-- Begin --

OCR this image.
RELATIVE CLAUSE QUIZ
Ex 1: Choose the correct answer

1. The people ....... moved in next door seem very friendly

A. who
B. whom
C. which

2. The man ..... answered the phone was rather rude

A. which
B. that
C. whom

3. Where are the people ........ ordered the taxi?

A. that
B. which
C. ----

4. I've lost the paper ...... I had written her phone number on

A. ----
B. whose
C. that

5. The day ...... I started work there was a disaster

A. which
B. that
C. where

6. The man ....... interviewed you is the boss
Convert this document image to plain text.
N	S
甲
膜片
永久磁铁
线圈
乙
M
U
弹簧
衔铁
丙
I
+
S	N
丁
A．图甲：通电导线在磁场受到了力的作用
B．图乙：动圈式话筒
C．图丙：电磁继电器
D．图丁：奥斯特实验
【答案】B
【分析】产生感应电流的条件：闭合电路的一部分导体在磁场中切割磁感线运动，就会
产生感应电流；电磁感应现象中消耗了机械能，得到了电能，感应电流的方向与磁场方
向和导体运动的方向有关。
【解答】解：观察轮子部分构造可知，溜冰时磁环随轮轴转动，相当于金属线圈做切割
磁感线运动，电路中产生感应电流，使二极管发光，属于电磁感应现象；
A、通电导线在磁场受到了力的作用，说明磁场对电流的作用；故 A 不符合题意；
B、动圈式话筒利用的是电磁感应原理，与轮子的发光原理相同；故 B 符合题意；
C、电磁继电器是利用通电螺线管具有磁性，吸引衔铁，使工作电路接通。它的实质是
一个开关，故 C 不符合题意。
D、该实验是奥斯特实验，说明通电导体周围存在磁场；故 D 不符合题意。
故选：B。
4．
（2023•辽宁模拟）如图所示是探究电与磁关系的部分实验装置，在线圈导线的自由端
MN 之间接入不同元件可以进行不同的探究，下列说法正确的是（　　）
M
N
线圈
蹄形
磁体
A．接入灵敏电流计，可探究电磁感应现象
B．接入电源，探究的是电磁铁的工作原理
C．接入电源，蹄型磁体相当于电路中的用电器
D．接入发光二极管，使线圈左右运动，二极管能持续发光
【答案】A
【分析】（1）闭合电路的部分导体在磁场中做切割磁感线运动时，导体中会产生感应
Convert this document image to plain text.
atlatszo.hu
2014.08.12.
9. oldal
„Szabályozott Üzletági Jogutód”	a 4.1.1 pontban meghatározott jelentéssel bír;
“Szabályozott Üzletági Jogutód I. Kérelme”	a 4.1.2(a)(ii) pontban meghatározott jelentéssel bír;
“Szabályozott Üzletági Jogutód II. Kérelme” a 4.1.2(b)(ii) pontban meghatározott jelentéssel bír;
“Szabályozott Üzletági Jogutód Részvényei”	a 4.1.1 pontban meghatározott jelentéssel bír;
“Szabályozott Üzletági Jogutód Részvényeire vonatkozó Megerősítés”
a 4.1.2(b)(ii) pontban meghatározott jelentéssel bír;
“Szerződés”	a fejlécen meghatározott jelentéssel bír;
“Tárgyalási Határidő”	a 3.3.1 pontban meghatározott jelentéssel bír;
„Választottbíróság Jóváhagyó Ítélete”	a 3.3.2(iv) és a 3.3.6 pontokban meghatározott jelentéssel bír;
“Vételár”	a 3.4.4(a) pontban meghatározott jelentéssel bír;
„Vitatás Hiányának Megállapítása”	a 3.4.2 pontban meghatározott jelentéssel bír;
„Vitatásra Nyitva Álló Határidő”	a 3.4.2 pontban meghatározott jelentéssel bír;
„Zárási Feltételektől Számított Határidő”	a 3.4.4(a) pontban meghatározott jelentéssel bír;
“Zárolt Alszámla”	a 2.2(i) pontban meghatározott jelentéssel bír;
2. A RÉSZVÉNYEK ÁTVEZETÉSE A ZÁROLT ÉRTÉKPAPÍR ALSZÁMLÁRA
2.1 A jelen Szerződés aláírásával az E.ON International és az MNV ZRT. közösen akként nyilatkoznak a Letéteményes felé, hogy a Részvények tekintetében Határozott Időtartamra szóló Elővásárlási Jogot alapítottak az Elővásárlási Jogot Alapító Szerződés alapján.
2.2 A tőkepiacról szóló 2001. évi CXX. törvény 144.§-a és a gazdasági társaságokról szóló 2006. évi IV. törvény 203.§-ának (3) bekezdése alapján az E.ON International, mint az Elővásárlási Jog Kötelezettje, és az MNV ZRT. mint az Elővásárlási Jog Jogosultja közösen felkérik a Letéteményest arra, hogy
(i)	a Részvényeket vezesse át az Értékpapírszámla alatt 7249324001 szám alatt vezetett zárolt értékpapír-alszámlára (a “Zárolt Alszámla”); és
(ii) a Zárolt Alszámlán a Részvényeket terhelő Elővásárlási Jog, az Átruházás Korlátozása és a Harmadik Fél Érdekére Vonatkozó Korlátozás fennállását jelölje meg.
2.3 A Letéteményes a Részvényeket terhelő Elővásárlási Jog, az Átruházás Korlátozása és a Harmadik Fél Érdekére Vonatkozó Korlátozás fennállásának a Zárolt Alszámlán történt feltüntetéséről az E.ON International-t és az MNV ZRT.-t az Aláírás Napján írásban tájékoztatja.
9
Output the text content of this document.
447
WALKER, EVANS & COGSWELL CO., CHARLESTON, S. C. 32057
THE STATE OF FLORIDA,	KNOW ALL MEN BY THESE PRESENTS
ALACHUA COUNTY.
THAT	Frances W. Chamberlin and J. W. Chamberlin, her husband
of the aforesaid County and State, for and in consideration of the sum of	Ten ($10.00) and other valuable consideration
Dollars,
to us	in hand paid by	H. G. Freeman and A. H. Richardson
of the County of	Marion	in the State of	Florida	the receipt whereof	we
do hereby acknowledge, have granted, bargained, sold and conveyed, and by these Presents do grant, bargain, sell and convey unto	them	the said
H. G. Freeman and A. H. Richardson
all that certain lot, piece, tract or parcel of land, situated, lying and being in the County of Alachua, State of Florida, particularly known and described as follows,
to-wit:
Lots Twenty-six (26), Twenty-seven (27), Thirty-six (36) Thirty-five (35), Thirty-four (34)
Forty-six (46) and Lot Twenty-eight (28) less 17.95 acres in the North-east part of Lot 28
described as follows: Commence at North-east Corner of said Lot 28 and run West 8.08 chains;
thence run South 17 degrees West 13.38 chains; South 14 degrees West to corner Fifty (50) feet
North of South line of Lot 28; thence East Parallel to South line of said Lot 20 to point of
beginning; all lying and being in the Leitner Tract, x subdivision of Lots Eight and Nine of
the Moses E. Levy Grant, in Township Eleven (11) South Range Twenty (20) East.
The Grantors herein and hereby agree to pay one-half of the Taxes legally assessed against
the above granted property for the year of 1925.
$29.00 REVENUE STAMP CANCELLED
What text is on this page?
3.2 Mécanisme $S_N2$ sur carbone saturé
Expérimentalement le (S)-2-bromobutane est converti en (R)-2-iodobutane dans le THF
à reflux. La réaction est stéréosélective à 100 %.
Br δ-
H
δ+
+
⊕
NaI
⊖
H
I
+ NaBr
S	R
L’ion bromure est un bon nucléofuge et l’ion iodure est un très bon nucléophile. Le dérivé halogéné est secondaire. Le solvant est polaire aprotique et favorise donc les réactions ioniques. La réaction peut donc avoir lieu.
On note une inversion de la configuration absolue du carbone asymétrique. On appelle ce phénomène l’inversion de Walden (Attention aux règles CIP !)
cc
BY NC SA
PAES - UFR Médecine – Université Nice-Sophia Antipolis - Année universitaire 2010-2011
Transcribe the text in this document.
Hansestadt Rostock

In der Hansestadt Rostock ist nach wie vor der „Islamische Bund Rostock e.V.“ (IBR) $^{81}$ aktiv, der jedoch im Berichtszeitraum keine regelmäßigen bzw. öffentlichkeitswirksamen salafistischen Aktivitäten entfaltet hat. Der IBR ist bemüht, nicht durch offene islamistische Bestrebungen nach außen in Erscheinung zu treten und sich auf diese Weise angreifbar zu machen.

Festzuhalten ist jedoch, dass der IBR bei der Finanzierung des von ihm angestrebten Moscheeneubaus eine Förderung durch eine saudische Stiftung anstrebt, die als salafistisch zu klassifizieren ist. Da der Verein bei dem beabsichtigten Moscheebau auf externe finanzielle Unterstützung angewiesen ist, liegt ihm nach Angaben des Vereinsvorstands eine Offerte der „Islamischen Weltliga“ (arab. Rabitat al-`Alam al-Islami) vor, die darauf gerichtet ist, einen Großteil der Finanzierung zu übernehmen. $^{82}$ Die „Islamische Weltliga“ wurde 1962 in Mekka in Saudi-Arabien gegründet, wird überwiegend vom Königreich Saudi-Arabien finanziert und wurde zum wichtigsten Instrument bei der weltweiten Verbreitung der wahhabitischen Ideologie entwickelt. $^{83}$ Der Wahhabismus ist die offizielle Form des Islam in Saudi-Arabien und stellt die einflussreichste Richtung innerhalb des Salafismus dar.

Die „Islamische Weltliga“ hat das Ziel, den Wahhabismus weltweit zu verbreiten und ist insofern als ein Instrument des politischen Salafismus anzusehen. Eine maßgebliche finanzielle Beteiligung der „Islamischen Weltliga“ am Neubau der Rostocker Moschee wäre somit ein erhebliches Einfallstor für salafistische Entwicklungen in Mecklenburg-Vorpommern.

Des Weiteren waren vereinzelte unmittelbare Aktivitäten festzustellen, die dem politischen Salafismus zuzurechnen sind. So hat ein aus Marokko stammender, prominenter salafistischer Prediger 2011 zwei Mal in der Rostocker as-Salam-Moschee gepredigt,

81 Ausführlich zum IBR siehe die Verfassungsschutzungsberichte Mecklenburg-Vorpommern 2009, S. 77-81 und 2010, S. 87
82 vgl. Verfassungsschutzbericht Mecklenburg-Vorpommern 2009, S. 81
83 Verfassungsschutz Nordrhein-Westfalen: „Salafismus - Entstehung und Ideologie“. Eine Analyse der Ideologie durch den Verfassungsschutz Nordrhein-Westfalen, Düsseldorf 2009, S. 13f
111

-- End --

Check every line of the records above for the string "Richardson" and say how many contain it, giving the number alone.

2